++++ Provided data

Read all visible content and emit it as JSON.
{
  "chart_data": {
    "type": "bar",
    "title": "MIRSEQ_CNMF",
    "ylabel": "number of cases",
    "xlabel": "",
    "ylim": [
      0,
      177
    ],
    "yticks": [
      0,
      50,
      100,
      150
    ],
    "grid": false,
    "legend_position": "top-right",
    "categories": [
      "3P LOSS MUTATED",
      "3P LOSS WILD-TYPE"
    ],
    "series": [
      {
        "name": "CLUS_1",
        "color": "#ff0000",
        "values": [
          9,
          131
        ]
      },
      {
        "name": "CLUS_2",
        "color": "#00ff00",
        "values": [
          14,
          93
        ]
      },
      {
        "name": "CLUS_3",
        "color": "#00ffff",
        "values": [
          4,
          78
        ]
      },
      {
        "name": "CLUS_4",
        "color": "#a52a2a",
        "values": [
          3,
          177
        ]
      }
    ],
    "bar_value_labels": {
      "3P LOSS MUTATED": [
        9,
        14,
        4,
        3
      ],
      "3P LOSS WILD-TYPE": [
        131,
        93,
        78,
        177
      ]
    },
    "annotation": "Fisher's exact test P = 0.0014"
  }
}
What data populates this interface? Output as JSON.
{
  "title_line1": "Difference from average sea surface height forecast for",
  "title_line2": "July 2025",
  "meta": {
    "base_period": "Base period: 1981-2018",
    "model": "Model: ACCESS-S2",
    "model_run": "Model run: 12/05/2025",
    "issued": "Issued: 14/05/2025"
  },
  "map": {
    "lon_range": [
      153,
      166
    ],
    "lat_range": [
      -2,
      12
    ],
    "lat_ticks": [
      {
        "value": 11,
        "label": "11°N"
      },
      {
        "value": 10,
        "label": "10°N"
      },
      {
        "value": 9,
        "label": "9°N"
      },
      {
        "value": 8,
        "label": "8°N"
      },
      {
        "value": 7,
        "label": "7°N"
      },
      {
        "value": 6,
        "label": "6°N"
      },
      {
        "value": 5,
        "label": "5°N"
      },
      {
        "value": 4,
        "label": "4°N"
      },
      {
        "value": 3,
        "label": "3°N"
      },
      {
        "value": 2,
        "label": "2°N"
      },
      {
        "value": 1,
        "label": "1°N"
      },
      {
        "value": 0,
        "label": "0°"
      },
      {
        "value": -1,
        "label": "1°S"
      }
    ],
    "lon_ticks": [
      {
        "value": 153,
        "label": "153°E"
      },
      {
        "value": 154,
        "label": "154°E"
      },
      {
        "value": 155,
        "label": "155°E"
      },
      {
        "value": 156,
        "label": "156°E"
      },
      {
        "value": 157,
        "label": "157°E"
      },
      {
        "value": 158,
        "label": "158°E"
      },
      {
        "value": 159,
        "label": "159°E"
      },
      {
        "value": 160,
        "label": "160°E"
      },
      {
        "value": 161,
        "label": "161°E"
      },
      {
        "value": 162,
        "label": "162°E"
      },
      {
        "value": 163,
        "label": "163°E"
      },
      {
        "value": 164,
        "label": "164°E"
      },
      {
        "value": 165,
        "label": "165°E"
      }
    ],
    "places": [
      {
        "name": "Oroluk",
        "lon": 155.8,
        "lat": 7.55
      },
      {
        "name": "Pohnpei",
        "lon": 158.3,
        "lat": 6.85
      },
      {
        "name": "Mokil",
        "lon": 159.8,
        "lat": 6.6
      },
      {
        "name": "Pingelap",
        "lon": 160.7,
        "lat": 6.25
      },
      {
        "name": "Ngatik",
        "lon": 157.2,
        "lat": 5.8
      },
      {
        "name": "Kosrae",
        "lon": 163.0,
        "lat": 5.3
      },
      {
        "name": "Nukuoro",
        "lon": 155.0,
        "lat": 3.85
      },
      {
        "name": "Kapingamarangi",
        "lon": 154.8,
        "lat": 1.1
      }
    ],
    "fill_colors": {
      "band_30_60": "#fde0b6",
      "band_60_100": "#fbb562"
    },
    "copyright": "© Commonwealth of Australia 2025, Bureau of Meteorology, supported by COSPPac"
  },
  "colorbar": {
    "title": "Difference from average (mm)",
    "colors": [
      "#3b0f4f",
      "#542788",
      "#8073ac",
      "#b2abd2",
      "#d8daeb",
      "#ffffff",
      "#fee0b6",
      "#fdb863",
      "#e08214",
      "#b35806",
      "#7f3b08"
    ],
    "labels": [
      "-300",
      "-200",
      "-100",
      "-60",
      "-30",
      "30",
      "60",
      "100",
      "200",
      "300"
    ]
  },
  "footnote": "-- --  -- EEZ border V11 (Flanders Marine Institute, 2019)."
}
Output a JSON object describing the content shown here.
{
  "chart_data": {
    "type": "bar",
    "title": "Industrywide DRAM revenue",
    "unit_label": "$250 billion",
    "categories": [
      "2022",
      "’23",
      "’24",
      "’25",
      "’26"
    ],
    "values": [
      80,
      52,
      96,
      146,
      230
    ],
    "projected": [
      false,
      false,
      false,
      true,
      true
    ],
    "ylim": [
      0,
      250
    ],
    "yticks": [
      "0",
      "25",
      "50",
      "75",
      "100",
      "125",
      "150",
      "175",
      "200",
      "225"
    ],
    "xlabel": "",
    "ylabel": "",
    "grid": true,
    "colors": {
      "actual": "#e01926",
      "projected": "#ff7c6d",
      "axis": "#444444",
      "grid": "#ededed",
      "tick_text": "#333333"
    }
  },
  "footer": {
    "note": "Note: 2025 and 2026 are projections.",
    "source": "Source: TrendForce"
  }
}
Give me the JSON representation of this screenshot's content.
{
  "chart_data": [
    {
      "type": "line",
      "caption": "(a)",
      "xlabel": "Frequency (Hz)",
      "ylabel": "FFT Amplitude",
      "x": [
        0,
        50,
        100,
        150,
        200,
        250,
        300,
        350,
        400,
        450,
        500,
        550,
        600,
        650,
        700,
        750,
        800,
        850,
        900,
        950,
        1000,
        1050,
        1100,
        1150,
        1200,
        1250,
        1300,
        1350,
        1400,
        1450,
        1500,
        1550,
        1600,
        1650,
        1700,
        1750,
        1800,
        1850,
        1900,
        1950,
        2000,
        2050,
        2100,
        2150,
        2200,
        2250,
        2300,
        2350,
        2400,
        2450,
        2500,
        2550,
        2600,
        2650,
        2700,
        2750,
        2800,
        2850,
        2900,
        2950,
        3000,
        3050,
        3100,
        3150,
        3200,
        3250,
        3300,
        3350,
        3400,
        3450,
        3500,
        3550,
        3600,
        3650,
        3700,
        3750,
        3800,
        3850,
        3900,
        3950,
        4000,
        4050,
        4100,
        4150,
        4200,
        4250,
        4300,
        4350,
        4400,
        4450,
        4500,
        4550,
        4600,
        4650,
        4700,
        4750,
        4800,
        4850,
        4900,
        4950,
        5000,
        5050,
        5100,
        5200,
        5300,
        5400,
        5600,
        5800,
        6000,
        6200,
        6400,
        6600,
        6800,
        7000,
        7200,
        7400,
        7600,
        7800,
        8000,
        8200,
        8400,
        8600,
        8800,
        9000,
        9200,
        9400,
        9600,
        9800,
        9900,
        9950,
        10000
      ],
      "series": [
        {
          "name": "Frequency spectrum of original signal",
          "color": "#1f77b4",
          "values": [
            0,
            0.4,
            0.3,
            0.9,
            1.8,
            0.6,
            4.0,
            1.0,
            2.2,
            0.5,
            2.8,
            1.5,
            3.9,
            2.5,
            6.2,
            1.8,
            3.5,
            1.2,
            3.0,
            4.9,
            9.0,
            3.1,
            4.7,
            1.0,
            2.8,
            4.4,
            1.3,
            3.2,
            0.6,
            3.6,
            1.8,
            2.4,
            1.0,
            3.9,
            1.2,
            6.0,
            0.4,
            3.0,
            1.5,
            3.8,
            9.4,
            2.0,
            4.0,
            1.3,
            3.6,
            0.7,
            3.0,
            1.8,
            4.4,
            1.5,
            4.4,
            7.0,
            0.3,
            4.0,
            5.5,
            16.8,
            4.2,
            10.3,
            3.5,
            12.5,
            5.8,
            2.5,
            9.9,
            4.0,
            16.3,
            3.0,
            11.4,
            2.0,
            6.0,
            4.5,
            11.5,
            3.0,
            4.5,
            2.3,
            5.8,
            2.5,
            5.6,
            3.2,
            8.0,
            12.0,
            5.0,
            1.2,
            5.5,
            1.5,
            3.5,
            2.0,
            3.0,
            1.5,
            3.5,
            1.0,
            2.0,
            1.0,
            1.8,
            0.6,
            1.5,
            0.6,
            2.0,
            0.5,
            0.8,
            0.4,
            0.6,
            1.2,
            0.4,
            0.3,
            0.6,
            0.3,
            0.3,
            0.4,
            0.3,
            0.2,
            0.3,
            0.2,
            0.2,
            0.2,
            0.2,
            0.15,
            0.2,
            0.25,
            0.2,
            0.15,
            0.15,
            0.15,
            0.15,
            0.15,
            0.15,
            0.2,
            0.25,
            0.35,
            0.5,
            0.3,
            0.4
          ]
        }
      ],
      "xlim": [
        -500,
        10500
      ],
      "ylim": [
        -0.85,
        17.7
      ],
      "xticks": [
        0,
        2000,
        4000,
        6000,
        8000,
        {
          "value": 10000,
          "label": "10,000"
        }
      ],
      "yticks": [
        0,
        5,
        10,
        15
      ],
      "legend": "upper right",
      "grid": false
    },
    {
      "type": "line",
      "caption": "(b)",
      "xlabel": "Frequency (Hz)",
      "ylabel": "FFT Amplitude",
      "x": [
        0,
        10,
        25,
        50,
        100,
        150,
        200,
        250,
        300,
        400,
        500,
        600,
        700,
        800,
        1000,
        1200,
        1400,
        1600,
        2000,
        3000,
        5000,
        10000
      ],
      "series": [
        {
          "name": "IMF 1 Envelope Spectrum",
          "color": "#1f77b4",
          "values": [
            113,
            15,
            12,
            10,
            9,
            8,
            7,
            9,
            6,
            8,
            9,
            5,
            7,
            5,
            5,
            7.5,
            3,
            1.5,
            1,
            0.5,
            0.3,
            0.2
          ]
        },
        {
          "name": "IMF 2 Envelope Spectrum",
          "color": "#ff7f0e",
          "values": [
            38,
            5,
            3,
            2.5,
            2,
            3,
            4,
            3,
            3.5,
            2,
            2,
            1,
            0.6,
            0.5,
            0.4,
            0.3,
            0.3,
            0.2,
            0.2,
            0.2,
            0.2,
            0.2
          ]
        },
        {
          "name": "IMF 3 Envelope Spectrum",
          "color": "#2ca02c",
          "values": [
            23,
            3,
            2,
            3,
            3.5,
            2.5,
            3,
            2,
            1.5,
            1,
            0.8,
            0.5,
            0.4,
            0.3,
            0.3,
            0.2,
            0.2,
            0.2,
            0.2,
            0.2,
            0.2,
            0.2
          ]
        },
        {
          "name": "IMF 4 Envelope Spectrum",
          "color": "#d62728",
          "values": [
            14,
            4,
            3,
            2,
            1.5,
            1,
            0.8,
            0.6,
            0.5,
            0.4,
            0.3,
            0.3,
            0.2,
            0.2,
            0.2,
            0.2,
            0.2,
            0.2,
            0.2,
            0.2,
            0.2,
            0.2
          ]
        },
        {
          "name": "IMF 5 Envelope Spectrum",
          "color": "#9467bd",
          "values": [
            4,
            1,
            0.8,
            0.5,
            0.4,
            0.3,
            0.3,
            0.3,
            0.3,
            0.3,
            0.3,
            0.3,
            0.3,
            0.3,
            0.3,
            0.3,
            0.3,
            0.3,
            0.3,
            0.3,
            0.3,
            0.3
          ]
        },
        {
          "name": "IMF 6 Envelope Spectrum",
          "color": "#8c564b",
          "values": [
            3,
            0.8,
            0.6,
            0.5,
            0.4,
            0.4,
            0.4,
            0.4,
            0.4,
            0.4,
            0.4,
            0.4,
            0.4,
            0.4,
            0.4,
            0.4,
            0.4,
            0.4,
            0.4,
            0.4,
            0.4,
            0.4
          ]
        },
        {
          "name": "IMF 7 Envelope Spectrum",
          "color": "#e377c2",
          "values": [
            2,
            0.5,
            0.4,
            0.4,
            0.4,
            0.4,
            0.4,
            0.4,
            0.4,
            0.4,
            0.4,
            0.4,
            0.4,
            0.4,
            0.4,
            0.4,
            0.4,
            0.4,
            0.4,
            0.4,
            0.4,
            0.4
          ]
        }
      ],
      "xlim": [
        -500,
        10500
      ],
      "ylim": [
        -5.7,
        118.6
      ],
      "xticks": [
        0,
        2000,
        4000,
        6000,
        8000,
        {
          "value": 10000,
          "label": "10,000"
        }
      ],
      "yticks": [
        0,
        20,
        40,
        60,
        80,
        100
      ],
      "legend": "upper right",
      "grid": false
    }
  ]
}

++++++++

From the entries above, copy each line holding "Output".

» Answer to the task
What data populates this interface? Output as JSON.
Output a JSON object describing the content shown here.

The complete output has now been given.